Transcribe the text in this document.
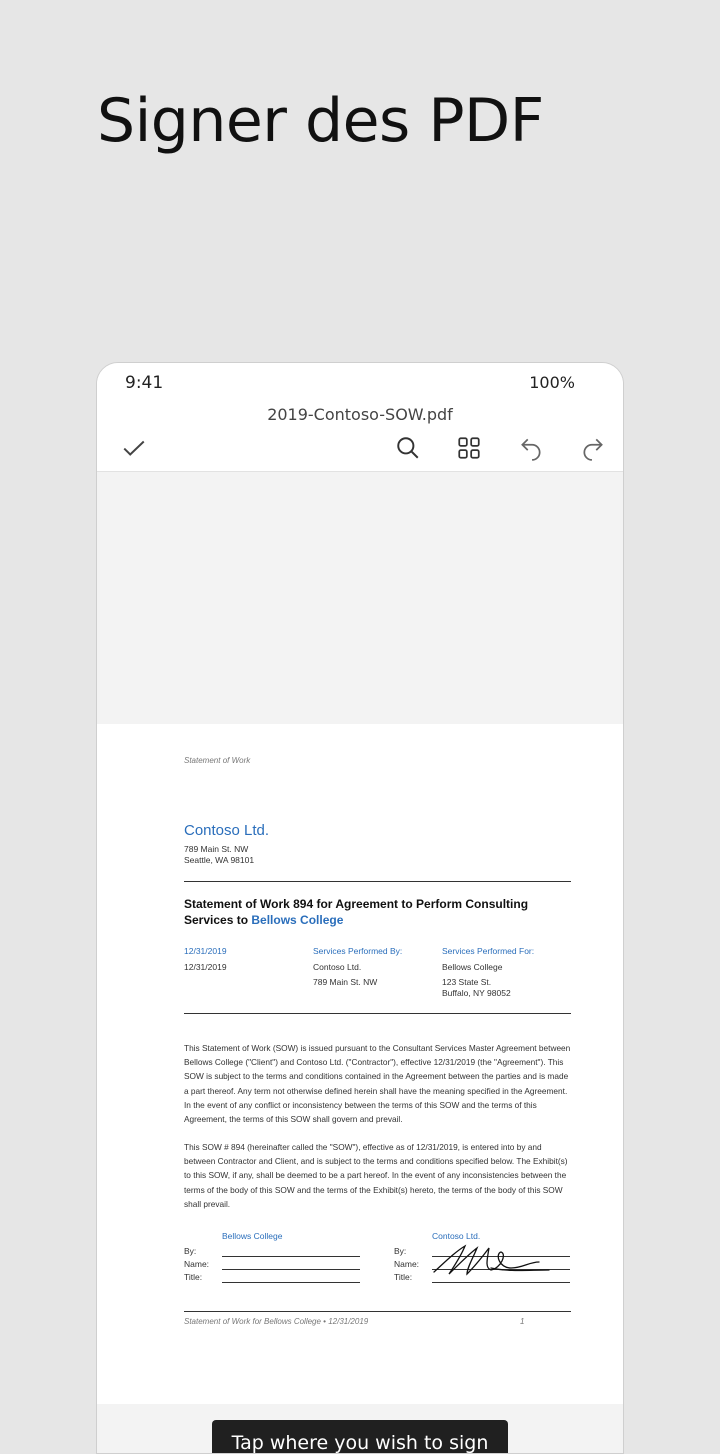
Signer des PDF
9:41	100%
2019-Contoso-SOW.pdf
Statement of Work
Contoso Ltd.
789 Main St. NW
Seattle, WA 98101
Statement of Work 894 for Agreement to Perform Consulting
Services to Bellows College
12/31/2019
12/31/2019
Services Performed By:
Contoso Ltd.
789 Main St. NW
Services Performed For:
Bellows College
123 State St.
Buffalo, NY 98052
This Statement of Work (SOW) is issued pursuant to the Consultant Services Master Agreement between Bellows College ("Client") and Contoso Ltd. ("Contractor"), effective 12/31/2019 (the "Agreement"). This SOW is subject to the terms and conditions contained in the Agreement between the parties and is made a part thereof. Any term not otherwise defined herein shall have the meaning specified in the Agreement. In the event of any conflict or inconsistency between the terms of this SOW and the terms of this Agreement, the terms of this SOW shall govern and prevail.
This SOW # 894 (hereinafter called the "SOW"), effective as of 12/31/2019, is entered into by and between Contractor and Client, and is subject to the terms and conditions specified below. The Exhibit(s) to this SOW, if any, shall be deemed to be a part hereof. In the event of any inconsistencies between the terms of the body of this SOW and the terms of the Exhibit(s) hereto, the terms of the body of this SOW shall prevail.
Bellows College
By:
Name:
Title:
Contoso Ltd.
By:
Name:
Title:
Statement of Work for Bellows College • 12/31/2019	1
Tap where you wish to sign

◆ REQUIRED TASK
Every line above should be returned word for word, with the pictures left behind.

◆ FINAL RESULT
Transcribe the text in this document.
Signer des PDF
9:41	100%
2019-Contoso-SOW.pdf
Statement of Work
Contoso Ltd.
789 Main St. NW
Seattle, WA 98101
Statement of Work 894 for Agreement to Perform Consulting
Services to Bellows College
12/31/2019
12/31/2019
Services Performed By:
Contoso Ltd.
789 Main St. NW
Services Performed For:
Bellows College
123 State St.
Buffalo, NY 98052
This Statement of Work (SOW) is issued pursuant to the Consultant Services Master Agreement between Bellows College ("Client") and Contoso Ltd. ("Contractor"), effective 12/31/2019 (the "Agreement"). This SOW is subject to the terms and conditions contained in the Agreement between the parties and is made a part thereof. Any term not otherwise defined herein shall have the meaning specified in the Agreement. In the event of any conflict or inconsistency between the terms of this SOW and the terms of this Agreement, the terms of this SOW shall govern and prevail.
This SOW # 894 (hereinafter called the "SOW"), effective as of 12/31/2019, is entered into by and between Contractor and Client, and is subject to the terms and conditions specified below. The Exhibit(s) to this SOW, if any, shall be deemed to be a part hereof. In the event of any inconsistencies between the terms of the body of this SOW and the terms of the Exhibit(s) hereto, the terms of the body of this SOW shall prevail.
Bellows College
By:
Name:
Title:
Contoso Ltd.
By:
Name:
Title:
Statement of Work for Bellows College • 12/31/2019	1
Tap where you wish to sign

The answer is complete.